>> START RECORDS SHOWN

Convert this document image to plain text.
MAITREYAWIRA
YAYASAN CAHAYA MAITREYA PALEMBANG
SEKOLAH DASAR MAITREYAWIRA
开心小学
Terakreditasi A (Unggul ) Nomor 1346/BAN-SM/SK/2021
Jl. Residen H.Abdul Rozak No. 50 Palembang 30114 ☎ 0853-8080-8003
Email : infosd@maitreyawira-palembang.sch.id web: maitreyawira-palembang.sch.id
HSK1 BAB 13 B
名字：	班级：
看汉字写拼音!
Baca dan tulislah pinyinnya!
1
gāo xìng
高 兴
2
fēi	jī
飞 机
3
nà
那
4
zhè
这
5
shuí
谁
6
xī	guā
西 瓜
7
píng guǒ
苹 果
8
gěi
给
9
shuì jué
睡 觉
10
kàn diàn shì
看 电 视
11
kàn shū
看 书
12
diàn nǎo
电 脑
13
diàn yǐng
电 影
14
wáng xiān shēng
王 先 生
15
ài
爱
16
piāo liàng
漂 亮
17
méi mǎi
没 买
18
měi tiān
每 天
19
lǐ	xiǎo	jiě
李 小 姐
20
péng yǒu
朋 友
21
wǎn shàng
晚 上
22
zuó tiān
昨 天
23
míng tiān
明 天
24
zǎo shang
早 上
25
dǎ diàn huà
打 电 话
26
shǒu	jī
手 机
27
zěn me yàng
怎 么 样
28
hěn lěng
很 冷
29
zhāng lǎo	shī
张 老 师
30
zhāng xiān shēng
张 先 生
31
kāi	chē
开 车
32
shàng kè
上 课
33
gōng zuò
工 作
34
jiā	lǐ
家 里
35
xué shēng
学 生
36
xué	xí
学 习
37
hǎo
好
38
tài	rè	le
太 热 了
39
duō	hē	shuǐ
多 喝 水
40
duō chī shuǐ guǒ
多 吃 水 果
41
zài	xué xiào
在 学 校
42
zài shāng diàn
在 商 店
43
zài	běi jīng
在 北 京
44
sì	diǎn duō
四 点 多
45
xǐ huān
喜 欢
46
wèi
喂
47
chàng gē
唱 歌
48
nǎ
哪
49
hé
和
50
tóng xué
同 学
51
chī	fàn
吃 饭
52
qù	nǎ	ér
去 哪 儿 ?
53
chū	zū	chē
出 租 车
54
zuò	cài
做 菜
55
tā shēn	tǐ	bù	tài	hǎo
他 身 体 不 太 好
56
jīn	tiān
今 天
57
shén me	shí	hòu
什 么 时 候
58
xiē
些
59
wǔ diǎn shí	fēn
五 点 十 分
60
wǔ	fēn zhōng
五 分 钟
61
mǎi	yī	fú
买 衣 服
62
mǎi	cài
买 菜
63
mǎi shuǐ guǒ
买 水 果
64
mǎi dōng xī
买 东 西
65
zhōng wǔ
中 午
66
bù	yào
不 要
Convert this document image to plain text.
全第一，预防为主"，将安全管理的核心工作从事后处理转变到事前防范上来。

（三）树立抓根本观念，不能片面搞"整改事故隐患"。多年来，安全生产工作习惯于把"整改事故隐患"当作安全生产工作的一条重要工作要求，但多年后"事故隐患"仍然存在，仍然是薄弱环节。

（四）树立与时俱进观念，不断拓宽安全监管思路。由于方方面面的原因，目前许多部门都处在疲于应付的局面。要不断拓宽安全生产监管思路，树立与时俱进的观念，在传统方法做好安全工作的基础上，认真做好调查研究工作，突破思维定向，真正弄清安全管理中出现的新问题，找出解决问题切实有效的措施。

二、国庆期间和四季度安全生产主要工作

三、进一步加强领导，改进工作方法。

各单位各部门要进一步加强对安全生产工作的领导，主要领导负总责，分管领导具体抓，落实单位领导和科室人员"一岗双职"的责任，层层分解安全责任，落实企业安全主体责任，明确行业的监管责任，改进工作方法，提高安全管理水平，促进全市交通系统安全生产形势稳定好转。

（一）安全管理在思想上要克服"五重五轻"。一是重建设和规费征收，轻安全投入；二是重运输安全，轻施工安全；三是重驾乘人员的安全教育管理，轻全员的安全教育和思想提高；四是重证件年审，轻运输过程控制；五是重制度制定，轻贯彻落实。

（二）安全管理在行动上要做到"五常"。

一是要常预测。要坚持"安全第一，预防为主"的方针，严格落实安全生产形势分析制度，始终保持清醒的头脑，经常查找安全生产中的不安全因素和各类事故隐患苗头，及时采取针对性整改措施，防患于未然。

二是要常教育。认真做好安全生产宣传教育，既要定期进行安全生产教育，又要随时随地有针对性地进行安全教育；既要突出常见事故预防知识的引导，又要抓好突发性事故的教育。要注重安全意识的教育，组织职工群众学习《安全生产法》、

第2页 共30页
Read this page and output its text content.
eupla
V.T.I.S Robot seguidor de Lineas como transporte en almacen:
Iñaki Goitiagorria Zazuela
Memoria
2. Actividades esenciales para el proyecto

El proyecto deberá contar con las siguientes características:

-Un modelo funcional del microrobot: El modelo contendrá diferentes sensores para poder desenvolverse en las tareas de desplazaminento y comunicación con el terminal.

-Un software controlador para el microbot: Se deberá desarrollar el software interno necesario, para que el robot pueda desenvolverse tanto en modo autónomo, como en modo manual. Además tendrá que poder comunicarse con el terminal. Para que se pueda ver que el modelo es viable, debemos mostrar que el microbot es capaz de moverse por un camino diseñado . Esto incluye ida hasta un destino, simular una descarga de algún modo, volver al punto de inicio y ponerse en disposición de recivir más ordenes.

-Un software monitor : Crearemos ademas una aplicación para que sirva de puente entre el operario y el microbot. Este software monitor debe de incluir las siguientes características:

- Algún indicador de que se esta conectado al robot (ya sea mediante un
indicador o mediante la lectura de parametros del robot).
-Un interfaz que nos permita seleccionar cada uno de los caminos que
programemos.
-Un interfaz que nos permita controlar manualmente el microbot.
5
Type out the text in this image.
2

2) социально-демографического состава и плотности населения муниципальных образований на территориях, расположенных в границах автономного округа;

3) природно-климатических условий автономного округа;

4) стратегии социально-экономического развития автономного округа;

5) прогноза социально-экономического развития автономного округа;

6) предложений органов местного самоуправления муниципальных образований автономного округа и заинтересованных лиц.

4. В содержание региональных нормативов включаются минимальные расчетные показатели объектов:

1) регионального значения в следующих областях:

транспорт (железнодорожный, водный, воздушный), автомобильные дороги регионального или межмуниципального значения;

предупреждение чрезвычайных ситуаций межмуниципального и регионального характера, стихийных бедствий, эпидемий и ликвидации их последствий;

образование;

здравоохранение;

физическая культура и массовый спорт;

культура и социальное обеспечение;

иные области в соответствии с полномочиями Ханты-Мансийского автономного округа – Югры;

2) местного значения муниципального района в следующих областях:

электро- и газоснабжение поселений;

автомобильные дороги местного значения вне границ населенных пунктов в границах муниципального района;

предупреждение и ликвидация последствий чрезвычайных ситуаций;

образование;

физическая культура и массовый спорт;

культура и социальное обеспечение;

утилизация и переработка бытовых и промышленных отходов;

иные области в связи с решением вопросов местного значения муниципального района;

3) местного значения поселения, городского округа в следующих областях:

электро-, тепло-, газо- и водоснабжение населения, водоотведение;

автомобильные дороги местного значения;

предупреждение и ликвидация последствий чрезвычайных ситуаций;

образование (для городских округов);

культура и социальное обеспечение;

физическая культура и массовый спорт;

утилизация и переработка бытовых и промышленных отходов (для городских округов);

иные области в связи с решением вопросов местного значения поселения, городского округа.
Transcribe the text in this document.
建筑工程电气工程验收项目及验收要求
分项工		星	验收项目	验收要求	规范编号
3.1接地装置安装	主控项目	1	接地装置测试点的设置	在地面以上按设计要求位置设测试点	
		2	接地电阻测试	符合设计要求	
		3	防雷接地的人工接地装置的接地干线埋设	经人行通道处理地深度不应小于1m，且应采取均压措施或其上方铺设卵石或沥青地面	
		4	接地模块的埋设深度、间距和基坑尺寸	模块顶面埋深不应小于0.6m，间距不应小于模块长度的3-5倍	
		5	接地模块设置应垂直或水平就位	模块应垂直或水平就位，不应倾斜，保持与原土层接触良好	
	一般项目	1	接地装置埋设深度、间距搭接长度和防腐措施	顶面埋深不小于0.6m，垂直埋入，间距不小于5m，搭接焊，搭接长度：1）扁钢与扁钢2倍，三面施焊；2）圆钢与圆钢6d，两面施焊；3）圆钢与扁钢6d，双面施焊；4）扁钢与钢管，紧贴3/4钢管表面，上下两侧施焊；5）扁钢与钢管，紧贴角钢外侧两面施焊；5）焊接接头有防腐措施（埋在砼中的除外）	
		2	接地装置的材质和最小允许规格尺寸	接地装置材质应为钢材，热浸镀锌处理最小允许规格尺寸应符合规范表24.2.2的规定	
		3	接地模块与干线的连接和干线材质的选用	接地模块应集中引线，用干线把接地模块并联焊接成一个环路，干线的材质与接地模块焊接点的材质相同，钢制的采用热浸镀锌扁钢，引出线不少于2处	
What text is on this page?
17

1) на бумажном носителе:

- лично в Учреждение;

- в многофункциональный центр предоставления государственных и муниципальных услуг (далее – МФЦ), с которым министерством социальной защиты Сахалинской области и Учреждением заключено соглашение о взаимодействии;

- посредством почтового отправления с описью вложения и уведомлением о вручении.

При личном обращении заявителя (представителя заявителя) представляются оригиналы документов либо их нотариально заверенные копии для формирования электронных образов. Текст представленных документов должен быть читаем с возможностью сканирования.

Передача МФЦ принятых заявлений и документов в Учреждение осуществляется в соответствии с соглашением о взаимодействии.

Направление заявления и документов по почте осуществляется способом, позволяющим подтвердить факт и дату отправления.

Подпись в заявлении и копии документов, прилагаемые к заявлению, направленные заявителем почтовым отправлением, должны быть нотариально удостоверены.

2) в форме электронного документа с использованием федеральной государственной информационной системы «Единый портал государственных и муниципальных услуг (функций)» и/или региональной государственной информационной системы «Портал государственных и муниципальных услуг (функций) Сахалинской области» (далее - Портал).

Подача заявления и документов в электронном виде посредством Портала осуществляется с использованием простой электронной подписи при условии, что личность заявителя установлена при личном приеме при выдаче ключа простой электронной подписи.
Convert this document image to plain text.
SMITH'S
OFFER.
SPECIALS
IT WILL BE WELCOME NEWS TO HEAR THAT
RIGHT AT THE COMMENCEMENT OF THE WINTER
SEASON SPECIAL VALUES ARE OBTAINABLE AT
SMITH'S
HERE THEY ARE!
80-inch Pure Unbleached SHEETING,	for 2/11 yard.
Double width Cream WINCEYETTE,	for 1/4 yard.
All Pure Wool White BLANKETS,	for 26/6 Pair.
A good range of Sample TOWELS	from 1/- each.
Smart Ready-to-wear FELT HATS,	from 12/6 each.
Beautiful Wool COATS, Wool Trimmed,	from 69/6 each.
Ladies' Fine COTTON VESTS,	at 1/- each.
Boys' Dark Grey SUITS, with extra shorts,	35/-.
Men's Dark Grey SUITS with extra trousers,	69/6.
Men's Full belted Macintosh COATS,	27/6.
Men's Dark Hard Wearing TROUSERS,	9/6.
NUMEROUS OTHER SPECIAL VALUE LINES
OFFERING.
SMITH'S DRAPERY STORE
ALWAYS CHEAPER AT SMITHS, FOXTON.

>> END RECORDS SHOWN

## WHAT YOU NEED TO DO
How many of the lines above include the word "siguientes"? Respond with the number alone.

## SOLVED EXERCISE
2